Goal
Repeat every entry word for word, skipping the pictures.

===== Supplied information

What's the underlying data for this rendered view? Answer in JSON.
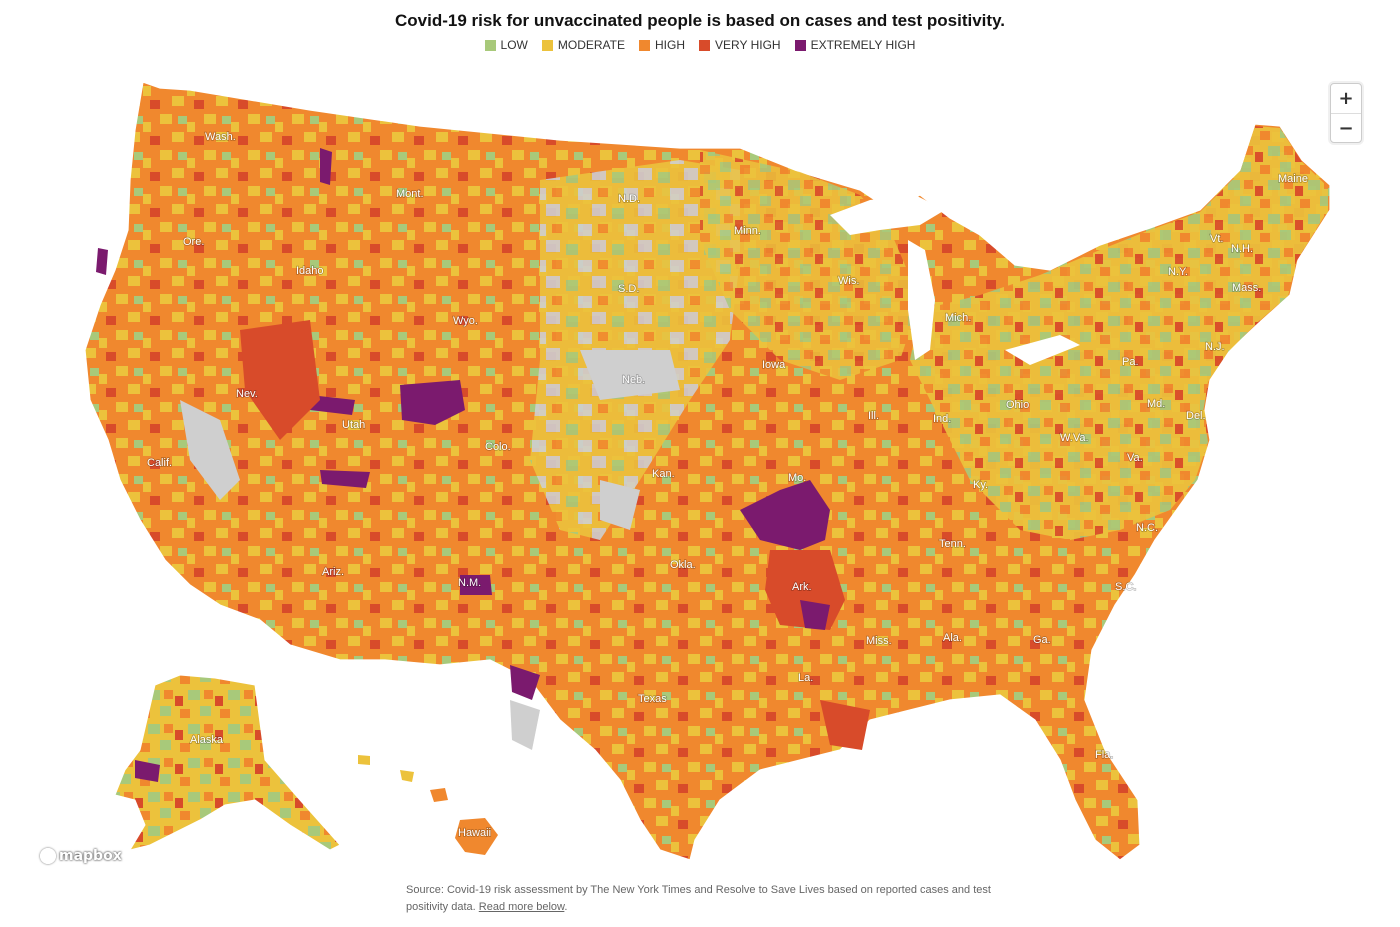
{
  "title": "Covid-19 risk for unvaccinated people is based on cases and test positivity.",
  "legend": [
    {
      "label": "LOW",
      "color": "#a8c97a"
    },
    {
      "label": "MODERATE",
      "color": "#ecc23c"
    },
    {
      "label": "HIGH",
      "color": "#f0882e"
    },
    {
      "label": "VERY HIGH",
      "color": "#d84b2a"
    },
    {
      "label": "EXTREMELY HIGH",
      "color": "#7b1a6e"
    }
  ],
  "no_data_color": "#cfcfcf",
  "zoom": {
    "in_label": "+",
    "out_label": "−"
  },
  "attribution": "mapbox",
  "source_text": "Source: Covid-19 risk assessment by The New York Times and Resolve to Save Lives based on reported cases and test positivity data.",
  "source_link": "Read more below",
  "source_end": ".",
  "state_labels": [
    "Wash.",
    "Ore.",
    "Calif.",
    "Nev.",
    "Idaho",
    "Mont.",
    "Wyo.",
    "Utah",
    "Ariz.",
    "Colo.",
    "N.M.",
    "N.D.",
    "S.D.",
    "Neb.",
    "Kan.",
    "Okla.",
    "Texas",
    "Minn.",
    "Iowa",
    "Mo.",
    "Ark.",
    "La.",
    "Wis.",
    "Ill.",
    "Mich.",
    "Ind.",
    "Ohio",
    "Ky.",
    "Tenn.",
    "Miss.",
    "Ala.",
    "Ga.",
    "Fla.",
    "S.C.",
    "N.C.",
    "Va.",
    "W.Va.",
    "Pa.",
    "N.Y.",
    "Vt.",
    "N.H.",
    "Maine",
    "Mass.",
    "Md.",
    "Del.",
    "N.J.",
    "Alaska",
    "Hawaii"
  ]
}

==========

Problem solution
What's the underlying data for this rendered view? Answer in JSON.
{
  "title": "Covid-19 risk for unvaccinated people is based on cases and test positivity.",
  "legend": [
    {
      "label": "LOW",
      "color": "#a8c97a"
    },
    {
      "label": "MODERATE",
      "color": "#ecc23c"
    },
    {
      "label": "HIGH",
      "color": "#f0882e"
    },
    {
      "label": "VERY HIGH",
      "color": "#d84b2a"
    },
    {
      "label": "EXTREMELY HIGH",
      "color": "#7b1a6e"
    }
  ],
  "no_data_color": "#cfcfcf",
  "zoom": {
    "in_label": "+",
    "out_label": "−"
  },
  "attribution": "mapbox",
  "source_text": "Source: Covid-19 risk assessment by The New York Times and Resolve to Save Lives based on reported cases and test positivity data.",
  "source_link": "Read more below",
  "source_end": ".",
  "state_labels": [
    "Wash.",
    "Ore.",
    "Calif.",
    "Nev.",
    "Idaho",
    "Mont.",
    "Wyo.",
    "Utah",
    "Ariz.",
    "Colo.",
    "N.M.",
    "N.D.",
    "S.D.",
    "Neb.",
    "Kan.",
    "Okla.",
    "Texas",
    "Minn.",
    "Iowa",
    "Mo.",
    "Ark.",
    "La.",
    "Wis.",
    "Ill.",
    "Mich.",
    "Ind.",
    "Ohio",
    "Ky.",
    "Tenn.",
    "Miss.",
    "Ala.",
    "Ga.",
    "Fla.",
    "S.C.",
    "N.C.",
    "Va.",
    "W.Va.",
    "Pa.",
    "N.Y.",
    "Vt.",
    "N.H.",
    "Maine",
    "Mass.",
    "Md.",
    "Del.",
    "N.J.",
    "Alaska",
    "Hawaii"
  ]
}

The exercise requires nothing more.